Objective
Set out everything from the line containing "378, 834, 398]" down to the end of the items below as a numbered list, leaving out any blank lines.

Extracted records
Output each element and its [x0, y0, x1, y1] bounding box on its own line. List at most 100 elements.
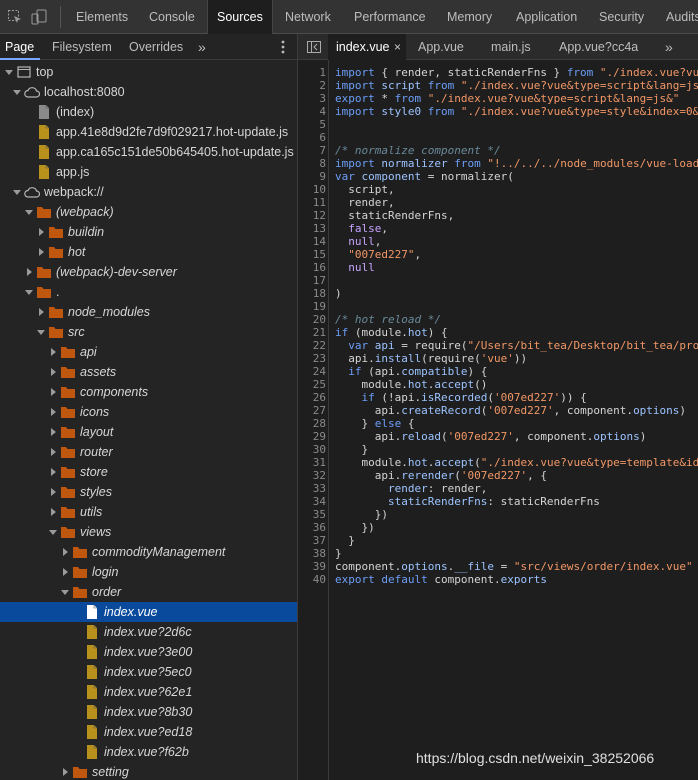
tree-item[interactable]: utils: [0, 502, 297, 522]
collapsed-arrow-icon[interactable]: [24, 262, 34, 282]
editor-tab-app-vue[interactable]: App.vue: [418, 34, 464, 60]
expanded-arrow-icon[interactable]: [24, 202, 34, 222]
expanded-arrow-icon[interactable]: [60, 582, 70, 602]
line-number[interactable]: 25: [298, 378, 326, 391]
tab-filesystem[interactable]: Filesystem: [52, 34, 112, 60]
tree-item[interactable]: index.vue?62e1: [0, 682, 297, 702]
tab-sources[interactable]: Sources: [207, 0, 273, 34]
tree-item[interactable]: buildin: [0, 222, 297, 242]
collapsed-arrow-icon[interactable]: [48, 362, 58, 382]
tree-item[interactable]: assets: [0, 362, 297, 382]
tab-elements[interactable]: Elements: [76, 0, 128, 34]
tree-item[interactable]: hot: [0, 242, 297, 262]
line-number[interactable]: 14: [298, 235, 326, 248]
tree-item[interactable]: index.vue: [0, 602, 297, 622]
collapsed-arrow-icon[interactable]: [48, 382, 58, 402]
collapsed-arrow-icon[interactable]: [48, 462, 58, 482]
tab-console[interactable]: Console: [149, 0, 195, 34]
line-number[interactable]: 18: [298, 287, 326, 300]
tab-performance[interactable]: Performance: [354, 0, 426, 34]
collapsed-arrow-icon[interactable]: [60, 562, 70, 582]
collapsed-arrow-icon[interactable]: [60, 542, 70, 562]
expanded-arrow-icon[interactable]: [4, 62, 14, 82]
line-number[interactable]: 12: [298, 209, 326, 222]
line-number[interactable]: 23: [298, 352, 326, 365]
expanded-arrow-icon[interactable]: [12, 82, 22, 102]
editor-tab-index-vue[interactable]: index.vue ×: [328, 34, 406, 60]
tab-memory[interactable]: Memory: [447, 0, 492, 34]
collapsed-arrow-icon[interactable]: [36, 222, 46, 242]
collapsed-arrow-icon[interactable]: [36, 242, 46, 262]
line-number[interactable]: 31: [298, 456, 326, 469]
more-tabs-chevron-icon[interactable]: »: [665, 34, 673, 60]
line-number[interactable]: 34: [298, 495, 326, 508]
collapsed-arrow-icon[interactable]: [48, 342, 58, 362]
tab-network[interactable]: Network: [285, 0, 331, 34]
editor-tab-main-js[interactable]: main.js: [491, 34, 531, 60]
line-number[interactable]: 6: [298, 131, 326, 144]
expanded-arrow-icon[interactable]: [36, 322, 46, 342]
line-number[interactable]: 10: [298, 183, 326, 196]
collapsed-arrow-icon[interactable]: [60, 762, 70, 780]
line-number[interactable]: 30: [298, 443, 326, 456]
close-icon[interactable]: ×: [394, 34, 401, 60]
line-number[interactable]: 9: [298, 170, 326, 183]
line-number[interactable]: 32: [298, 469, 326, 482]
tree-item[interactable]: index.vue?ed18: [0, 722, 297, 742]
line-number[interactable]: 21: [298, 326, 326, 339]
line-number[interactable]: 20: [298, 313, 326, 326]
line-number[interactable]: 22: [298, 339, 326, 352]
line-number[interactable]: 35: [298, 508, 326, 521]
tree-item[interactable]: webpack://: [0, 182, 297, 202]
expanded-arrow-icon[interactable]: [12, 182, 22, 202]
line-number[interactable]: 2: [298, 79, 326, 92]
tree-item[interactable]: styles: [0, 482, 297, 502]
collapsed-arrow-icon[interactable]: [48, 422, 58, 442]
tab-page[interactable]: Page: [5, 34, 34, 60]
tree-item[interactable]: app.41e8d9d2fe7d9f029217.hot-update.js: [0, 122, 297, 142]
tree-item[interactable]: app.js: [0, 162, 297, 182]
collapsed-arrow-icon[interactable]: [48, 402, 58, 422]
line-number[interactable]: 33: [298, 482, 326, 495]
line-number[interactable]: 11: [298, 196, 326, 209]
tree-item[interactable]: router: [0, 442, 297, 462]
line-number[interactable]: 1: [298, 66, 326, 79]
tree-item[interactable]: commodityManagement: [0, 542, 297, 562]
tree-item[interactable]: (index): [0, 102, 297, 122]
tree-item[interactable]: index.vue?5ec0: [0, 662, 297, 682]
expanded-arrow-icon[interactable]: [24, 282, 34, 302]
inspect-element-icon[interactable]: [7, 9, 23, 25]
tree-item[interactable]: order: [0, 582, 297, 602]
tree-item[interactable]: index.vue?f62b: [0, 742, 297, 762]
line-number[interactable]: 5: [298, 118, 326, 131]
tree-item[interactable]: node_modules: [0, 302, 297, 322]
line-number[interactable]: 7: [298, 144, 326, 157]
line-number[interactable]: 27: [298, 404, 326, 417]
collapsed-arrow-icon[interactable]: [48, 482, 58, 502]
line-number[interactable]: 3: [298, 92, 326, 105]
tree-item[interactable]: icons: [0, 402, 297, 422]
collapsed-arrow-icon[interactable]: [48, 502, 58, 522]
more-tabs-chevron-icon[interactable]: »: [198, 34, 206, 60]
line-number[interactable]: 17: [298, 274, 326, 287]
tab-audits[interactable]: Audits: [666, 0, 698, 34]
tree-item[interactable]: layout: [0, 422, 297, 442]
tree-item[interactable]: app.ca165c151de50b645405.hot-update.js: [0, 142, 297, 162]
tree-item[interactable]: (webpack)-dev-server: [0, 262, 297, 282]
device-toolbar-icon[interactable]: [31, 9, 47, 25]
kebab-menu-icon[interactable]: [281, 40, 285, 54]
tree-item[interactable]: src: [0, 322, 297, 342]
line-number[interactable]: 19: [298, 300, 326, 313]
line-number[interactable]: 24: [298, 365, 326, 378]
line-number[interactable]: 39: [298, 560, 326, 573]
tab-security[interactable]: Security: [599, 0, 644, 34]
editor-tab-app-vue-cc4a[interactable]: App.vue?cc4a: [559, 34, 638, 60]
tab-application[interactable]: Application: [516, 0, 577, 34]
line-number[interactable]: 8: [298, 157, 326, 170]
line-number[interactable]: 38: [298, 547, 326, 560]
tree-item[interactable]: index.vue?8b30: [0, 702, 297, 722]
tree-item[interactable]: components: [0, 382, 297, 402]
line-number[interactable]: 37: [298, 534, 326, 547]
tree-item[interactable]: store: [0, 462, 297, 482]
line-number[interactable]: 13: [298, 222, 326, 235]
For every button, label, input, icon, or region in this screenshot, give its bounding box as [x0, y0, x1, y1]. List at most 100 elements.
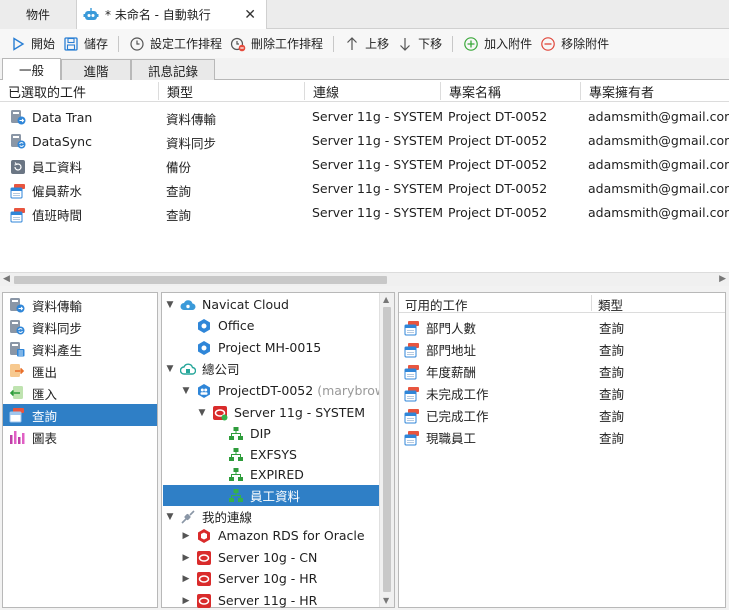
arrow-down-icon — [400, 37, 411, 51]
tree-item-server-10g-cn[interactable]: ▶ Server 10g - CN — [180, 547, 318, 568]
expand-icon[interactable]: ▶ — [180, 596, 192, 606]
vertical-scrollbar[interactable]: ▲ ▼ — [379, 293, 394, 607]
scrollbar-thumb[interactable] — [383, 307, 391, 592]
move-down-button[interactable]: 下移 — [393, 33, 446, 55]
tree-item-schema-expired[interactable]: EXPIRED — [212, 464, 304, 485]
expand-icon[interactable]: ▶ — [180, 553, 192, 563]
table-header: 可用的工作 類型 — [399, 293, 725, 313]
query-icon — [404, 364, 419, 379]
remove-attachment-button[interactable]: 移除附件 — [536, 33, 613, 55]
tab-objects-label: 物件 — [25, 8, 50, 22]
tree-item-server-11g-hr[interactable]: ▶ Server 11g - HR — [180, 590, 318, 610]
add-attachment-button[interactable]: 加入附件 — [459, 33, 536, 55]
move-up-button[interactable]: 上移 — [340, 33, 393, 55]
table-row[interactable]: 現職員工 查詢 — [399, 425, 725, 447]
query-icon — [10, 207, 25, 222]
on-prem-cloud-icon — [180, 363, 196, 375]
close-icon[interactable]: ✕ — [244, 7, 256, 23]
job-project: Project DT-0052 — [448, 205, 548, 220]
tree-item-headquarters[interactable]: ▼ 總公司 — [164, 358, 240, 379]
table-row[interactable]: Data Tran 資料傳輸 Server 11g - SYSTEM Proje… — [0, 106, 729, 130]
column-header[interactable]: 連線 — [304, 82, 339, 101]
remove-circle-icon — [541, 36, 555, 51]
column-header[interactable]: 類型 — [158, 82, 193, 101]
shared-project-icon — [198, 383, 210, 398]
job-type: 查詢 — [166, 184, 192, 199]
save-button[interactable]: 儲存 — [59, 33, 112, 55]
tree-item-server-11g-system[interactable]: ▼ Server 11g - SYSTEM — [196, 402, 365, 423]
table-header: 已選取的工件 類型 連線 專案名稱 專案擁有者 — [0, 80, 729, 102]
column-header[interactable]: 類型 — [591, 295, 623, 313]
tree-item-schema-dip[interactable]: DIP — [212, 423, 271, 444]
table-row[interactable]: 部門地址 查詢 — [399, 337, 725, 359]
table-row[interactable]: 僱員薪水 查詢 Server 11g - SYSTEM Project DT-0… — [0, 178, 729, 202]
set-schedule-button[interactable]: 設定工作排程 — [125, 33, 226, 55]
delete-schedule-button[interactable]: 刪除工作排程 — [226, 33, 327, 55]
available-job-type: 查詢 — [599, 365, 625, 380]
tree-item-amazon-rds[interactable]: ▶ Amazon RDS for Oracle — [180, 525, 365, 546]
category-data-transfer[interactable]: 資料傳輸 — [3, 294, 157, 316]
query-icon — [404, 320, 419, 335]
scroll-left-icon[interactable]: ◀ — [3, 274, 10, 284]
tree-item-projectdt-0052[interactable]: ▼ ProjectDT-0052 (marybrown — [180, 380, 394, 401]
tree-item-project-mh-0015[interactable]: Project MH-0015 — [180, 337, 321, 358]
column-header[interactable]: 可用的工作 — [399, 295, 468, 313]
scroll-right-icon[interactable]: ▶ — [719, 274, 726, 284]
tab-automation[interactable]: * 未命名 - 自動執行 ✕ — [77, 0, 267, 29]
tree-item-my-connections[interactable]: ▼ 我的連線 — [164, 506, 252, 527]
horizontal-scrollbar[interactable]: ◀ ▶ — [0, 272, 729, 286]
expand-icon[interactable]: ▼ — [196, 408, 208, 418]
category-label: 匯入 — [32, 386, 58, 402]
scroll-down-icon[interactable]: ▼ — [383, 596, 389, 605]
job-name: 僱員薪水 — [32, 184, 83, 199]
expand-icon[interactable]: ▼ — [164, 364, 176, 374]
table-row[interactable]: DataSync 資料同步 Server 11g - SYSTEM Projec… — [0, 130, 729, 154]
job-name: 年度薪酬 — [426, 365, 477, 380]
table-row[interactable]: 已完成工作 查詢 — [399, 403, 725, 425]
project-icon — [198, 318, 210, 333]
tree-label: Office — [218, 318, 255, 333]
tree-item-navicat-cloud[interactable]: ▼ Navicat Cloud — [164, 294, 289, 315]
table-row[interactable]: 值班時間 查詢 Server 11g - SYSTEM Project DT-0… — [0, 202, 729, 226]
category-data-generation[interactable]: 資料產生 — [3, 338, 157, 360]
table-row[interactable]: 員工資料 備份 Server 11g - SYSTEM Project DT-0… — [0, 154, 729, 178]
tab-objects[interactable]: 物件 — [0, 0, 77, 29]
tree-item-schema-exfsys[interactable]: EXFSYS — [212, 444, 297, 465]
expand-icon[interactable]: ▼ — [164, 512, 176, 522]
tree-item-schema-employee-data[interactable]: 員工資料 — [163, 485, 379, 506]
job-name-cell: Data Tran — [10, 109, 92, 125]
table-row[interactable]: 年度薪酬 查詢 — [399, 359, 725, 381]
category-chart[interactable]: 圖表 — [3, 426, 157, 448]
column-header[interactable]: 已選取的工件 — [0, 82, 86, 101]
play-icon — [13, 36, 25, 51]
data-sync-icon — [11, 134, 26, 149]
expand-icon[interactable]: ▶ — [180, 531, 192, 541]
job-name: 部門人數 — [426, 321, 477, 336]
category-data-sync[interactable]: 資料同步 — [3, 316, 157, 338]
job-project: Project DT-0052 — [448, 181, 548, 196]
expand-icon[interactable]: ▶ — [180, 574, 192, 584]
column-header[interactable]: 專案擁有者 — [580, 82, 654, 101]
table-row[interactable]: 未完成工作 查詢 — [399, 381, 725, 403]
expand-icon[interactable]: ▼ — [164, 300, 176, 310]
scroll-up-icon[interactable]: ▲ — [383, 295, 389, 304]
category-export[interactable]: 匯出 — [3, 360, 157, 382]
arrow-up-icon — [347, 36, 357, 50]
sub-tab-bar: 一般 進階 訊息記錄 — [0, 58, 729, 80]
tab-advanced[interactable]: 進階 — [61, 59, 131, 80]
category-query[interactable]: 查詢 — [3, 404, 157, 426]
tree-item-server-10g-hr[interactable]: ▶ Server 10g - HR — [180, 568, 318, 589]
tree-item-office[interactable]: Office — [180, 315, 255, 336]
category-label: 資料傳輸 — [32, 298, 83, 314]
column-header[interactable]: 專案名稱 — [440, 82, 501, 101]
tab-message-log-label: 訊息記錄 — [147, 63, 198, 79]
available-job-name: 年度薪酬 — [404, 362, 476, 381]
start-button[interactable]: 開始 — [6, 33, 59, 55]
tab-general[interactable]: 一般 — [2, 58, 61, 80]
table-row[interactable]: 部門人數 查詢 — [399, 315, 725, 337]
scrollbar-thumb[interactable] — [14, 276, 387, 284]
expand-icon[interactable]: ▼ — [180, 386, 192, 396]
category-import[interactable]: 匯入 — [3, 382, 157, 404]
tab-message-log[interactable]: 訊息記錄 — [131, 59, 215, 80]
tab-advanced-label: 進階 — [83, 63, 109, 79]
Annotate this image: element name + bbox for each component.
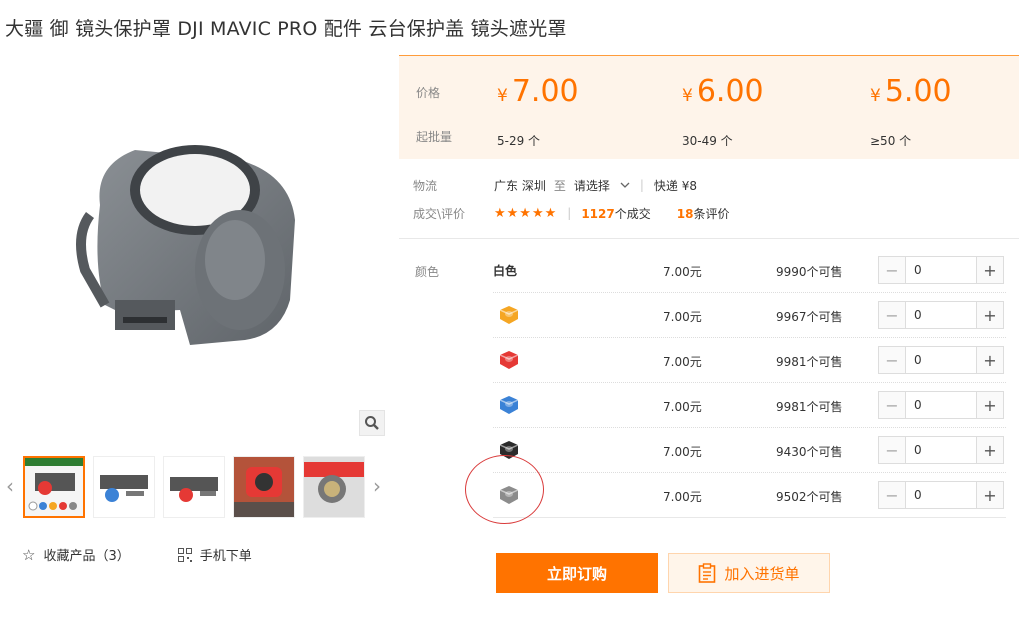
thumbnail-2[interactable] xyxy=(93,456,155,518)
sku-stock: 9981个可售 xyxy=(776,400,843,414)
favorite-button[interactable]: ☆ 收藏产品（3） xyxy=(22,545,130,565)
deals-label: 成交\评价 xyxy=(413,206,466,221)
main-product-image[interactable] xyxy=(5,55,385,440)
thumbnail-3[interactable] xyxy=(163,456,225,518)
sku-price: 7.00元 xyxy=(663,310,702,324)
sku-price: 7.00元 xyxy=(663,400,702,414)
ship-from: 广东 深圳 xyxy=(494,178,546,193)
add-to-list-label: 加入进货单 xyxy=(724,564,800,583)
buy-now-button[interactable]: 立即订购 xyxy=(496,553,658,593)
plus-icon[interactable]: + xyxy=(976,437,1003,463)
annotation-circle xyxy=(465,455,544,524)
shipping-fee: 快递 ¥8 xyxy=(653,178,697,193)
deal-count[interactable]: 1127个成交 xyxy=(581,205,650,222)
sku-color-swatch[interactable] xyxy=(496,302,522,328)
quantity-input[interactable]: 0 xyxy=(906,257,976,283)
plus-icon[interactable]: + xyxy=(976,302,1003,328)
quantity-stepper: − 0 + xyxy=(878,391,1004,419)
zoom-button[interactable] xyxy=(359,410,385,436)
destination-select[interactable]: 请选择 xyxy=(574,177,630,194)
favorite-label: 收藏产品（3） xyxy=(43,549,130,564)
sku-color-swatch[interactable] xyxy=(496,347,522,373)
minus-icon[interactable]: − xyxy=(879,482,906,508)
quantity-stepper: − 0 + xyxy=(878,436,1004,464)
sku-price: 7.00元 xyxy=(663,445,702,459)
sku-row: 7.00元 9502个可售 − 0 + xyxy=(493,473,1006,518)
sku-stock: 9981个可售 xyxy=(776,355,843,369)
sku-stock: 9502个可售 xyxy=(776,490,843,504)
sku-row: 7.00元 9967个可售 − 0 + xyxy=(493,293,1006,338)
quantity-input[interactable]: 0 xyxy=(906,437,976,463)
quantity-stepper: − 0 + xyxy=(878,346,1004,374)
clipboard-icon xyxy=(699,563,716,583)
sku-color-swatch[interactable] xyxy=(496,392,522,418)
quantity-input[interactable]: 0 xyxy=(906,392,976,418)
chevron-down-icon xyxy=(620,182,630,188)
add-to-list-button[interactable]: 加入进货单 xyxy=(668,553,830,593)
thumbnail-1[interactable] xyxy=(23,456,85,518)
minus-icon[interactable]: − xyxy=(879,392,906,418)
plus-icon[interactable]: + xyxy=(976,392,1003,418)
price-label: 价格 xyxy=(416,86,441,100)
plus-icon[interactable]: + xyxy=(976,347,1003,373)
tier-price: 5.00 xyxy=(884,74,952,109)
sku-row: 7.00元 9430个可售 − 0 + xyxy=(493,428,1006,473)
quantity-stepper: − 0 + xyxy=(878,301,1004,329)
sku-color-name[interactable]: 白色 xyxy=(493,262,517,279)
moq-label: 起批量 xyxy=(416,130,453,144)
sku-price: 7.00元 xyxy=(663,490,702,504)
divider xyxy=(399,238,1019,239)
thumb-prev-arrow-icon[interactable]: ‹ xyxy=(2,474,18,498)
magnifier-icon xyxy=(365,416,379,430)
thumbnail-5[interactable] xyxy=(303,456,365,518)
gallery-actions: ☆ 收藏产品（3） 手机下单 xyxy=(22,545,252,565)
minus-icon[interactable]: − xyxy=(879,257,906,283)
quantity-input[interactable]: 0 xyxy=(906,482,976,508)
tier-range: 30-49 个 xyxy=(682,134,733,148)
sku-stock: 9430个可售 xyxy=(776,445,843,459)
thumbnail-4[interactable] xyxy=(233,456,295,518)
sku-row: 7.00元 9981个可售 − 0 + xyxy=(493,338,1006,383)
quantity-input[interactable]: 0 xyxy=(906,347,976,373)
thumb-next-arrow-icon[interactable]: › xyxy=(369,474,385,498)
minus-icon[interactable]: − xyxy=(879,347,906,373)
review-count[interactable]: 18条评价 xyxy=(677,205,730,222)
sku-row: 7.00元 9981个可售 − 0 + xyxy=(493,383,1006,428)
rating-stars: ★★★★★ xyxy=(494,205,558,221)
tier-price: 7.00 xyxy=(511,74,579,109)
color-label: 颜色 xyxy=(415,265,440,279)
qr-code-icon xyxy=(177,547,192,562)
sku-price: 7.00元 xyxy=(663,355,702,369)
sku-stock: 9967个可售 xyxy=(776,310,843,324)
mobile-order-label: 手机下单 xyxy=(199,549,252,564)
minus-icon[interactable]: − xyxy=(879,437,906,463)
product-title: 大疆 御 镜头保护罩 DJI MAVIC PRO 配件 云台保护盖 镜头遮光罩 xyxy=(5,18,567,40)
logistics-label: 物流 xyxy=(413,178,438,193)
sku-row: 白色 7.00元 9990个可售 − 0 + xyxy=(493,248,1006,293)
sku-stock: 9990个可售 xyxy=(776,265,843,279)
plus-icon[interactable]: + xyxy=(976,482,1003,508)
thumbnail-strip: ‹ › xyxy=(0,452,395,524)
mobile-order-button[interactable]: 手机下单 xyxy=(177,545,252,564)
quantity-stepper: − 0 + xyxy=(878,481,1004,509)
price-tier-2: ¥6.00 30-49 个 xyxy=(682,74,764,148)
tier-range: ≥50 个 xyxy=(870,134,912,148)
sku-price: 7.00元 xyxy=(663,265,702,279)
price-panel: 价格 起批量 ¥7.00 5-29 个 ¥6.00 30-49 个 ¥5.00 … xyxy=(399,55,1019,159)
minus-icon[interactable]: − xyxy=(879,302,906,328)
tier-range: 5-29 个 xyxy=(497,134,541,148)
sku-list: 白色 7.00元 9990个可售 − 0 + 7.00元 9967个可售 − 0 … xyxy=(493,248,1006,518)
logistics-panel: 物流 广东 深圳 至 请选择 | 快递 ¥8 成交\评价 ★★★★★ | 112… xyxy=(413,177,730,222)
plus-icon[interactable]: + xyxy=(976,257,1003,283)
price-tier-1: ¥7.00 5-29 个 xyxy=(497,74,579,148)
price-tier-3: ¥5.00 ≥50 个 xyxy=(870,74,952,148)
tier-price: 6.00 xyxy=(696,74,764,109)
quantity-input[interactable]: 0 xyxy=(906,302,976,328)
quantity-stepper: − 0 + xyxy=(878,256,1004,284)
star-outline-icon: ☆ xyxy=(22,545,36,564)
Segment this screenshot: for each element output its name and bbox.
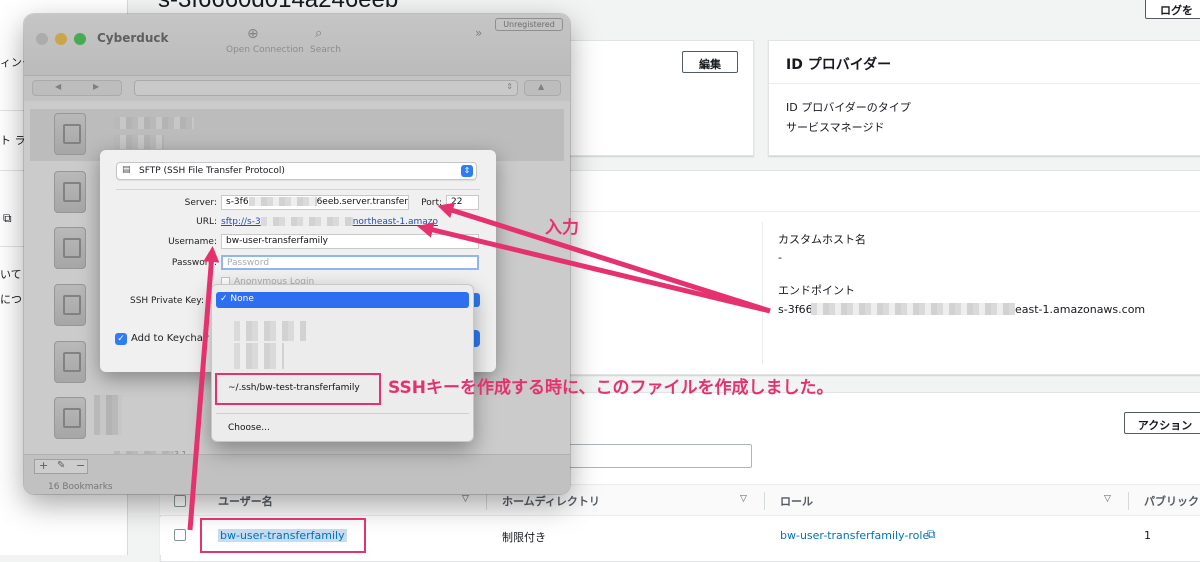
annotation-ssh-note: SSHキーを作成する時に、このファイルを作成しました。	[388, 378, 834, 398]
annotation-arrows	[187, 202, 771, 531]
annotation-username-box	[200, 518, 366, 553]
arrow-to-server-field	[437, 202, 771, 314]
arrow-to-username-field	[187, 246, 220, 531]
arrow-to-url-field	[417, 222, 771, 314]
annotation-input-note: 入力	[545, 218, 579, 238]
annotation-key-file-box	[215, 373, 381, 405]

Result of the task
1. annotation-ssh-note: SSHキーを作成する時に、このファイルを作成しました。	[388, 378, 834, 398]
2. annotation-arrows	[187, 202, 771, 531]
3. annotation-username-box	[200, 518, 366, 553]
4. arrow-to-server-field	[437, 202, 771, 314]
5. arrow-to-username-field	[187, 246, 220, 531]
6. arrow-to-url-field	[417, 222, 771, 314]
7. annotation-input-note: 入力	[545, 218, 579, 238]
8. annotation-key-file-box	[215, 373, 381, 405]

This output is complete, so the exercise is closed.